- **Source material**:
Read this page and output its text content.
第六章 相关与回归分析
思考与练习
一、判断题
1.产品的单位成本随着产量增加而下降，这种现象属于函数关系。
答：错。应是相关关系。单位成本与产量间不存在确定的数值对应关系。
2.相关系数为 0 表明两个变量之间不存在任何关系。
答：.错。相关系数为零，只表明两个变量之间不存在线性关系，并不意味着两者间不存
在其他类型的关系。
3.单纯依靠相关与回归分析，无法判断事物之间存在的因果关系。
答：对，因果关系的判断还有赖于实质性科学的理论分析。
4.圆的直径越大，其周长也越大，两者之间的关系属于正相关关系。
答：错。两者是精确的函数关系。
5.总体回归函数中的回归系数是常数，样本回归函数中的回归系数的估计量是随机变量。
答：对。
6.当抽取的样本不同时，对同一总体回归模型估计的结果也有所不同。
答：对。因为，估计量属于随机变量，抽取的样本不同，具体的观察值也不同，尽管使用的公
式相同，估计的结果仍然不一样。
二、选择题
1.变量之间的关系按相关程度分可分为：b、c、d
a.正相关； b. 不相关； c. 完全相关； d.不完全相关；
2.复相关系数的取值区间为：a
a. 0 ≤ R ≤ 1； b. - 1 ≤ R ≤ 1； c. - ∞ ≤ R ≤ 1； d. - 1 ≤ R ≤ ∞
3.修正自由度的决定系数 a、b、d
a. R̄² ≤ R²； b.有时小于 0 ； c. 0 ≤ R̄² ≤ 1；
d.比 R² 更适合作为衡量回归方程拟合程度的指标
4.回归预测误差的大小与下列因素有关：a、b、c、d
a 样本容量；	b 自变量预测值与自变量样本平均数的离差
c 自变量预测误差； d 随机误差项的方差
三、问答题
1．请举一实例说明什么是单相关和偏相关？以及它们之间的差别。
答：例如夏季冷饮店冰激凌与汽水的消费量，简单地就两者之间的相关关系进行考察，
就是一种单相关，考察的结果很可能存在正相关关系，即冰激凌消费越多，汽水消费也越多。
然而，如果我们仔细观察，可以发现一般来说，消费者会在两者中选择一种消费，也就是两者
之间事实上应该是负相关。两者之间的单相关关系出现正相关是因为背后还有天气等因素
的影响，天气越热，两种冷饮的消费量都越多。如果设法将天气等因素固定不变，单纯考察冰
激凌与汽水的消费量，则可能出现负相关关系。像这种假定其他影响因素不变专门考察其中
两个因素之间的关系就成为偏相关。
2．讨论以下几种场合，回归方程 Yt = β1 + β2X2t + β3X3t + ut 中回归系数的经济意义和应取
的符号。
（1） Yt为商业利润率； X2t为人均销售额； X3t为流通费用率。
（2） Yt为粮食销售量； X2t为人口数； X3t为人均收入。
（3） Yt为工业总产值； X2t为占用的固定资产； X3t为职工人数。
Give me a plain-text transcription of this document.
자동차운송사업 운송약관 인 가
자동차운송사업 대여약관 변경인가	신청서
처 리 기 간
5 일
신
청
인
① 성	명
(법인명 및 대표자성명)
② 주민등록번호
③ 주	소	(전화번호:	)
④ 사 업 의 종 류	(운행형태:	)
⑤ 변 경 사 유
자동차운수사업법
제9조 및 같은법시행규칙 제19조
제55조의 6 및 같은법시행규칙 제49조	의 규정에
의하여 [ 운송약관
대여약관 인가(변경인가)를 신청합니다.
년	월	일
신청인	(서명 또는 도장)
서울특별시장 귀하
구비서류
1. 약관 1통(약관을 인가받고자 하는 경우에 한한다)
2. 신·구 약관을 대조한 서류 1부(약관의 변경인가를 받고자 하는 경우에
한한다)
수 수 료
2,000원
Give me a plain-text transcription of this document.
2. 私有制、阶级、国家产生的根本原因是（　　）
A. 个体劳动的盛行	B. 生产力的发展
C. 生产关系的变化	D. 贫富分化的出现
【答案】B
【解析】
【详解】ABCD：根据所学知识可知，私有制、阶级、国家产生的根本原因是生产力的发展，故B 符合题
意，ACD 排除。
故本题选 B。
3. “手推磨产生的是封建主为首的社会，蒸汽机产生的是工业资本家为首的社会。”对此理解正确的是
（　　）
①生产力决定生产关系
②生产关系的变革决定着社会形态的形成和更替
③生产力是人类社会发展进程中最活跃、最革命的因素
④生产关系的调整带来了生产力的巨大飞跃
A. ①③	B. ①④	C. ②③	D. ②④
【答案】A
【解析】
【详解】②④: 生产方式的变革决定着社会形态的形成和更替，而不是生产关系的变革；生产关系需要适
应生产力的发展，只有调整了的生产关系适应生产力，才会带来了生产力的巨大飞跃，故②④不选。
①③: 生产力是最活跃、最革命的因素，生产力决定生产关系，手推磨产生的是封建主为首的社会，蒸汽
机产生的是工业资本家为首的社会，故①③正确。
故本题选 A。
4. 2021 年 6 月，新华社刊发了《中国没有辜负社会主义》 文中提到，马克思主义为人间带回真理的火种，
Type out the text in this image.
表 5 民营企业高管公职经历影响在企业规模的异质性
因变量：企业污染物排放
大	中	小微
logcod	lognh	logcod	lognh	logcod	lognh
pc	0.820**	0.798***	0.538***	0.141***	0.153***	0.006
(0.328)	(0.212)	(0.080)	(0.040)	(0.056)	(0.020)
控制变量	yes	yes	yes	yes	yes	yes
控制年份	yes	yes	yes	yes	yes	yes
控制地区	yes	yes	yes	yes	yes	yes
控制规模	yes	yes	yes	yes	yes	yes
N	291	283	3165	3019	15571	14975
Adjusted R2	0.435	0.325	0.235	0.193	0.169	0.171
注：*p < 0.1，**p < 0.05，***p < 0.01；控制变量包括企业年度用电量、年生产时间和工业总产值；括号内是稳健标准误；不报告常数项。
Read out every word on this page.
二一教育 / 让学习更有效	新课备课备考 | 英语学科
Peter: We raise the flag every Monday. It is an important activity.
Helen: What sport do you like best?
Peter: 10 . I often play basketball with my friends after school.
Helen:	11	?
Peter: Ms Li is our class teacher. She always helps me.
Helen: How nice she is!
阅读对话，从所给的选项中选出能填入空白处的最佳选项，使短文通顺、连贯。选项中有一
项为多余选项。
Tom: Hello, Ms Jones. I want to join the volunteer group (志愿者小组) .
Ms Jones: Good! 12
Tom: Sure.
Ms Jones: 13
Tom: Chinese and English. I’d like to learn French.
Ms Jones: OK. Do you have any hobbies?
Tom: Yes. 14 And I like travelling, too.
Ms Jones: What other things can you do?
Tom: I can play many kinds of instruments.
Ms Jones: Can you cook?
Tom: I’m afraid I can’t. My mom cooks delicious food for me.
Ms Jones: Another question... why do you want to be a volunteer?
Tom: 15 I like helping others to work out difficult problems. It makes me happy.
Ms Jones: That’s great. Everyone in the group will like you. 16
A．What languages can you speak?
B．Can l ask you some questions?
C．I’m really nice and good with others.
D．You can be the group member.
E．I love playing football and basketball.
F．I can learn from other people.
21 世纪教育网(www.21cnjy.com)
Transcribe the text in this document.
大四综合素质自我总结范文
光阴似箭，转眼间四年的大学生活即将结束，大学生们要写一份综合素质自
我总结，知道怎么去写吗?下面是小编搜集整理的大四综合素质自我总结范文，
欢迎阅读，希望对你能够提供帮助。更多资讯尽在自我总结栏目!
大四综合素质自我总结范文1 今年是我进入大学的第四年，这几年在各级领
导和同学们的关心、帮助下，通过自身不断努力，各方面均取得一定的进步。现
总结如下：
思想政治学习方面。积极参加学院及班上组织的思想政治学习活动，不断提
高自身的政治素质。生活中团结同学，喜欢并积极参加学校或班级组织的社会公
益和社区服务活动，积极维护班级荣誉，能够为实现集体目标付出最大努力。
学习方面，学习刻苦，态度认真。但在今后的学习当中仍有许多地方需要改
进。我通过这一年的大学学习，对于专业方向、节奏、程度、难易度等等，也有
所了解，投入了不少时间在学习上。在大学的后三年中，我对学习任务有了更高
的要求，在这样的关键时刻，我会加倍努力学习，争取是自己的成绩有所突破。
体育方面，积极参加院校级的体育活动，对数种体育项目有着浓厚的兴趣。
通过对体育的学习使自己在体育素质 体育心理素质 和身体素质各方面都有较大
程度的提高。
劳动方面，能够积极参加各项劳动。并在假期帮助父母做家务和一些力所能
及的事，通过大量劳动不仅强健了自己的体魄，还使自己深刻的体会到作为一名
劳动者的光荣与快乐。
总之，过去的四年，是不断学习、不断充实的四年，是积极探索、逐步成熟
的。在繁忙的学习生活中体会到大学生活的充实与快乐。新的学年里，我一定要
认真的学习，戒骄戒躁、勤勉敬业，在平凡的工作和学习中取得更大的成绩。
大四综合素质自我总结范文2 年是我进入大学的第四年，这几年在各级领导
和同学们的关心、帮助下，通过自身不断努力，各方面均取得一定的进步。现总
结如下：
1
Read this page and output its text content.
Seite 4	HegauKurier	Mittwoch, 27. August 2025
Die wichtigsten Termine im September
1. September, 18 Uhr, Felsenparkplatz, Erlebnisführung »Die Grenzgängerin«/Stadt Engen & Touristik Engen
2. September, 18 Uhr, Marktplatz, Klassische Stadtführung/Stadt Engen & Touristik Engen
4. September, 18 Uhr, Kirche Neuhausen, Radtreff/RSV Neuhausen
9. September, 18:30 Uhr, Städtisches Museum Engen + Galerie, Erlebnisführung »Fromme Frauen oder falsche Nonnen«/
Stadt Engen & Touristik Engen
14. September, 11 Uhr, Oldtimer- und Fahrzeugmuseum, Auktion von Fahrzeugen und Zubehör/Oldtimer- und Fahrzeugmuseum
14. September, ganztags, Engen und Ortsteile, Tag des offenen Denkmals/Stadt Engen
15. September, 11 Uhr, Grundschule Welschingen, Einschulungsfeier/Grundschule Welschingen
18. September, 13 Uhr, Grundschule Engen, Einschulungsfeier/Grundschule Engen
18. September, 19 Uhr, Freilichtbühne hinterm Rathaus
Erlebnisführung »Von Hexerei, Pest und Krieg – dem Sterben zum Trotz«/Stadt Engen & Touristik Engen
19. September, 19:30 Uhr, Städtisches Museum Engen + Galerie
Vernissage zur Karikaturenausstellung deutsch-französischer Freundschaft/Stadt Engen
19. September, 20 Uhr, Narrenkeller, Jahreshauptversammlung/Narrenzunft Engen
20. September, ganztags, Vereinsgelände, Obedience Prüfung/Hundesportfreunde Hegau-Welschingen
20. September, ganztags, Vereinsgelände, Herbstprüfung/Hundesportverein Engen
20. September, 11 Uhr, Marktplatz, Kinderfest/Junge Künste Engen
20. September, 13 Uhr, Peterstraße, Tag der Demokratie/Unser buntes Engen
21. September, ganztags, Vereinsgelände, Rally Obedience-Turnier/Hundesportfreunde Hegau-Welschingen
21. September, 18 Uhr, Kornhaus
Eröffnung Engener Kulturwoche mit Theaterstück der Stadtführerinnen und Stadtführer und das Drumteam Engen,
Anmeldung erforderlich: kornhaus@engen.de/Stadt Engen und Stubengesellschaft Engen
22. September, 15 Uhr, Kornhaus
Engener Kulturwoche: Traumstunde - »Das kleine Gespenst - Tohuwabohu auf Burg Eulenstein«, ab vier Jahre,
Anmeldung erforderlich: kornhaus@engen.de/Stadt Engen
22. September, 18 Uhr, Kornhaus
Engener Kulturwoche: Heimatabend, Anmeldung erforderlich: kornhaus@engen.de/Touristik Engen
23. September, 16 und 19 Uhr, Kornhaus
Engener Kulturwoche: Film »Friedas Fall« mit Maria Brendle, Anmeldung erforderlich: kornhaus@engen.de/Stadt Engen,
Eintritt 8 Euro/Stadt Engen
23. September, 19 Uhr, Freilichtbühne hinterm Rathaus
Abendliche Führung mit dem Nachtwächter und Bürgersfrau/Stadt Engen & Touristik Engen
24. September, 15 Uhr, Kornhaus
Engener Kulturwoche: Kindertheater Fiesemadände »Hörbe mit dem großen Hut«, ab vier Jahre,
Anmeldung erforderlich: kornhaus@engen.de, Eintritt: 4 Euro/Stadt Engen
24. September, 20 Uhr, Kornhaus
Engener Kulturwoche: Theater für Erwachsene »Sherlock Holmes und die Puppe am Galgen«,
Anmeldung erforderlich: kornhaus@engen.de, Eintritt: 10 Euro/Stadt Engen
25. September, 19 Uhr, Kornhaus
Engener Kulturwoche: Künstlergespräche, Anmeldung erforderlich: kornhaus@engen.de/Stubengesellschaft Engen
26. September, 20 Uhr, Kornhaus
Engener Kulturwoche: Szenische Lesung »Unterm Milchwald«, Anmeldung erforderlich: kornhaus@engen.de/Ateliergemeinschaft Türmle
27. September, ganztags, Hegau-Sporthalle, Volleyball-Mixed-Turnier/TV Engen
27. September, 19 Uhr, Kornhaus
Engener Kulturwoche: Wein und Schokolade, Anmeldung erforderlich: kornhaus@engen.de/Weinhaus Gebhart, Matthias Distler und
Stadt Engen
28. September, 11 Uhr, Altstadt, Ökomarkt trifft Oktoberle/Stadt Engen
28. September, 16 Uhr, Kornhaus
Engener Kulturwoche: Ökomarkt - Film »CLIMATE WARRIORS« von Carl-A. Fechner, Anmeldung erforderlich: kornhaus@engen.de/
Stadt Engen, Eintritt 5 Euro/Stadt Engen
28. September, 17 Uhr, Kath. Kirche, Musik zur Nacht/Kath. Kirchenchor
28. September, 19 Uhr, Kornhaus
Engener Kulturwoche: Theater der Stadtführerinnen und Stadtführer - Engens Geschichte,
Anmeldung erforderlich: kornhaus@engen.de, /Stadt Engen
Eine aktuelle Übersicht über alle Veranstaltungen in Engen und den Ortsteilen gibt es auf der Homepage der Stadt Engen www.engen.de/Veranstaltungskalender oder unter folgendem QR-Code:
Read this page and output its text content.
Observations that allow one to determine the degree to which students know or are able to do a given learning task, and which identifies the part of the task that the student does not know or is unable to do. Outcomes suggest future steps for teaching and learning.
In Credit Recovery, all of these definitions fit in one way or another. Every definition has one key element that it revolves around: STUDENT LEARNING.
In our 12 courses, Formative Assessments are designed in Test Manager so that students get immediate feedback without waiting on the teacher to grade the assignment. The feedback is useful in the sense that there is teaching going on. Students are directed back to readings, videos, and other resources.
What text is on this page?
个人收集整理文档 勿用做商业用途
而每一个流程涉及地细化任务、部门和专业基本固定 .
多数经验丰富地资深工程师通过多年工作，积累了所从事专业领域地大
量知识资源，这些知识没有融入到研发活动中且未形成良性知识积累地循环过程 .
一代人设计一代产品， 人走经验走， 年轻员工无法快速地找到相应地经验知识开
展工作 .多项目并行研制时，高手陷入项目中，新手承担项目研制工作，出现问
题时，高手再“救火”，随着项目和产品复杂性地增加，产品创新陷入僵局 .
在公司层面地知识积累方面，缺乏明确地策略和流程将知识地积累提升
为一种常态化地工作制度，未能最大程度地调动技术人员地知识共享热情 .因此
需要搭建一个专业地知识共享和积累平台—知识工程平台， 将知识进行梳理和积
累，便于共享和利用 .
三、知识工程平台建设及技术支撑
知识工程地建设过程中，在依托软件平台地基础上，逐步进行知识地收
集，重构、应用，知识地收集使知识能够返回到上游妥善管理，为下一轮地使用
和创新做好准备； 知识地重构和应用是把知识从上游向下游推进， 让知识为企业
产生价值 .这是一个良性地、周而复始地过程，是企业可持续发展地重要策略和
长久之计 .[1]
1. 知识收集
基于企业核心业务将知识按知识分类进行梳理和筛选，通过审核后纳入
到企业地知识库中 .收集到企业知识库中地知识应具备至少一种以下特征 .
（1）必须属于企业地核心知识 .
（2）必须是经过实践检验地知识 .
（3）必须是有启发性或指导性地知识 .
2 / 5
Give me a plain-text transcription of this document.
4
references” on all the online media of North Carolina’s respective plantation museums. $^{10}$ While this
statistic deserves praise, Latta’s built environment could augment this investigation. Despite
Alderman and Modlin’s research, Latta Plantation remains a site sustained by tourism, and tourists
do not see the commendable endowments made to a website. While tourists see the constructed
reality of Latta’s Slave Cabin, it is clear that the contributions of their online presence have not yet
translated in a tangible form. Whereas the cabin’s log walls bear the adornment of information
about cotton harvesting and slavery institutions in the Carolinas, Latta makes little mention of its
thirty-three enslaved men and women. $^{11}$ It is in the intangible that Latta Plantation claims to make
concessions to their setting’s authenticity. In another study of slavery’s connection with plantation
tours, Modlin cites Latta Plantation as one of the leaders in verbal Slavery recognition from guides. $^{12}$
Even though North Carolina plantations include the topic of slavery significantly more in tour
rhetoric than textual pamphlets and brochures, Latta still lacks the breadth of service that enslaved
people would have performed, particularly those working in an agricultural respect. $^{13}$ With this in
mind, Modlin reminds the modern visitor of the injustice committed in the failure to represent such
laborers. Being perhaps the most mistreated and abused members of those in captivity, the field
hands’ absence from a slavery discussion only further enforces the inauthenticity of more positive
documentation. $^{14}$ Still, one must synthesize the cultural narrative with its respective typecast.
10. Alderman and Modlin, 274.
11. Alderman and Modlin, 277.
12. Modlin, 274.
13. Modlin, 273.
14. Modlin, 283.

- **Prompt**: State, as a number only, how many lines in the entries include "respective".

- **Task output**: 2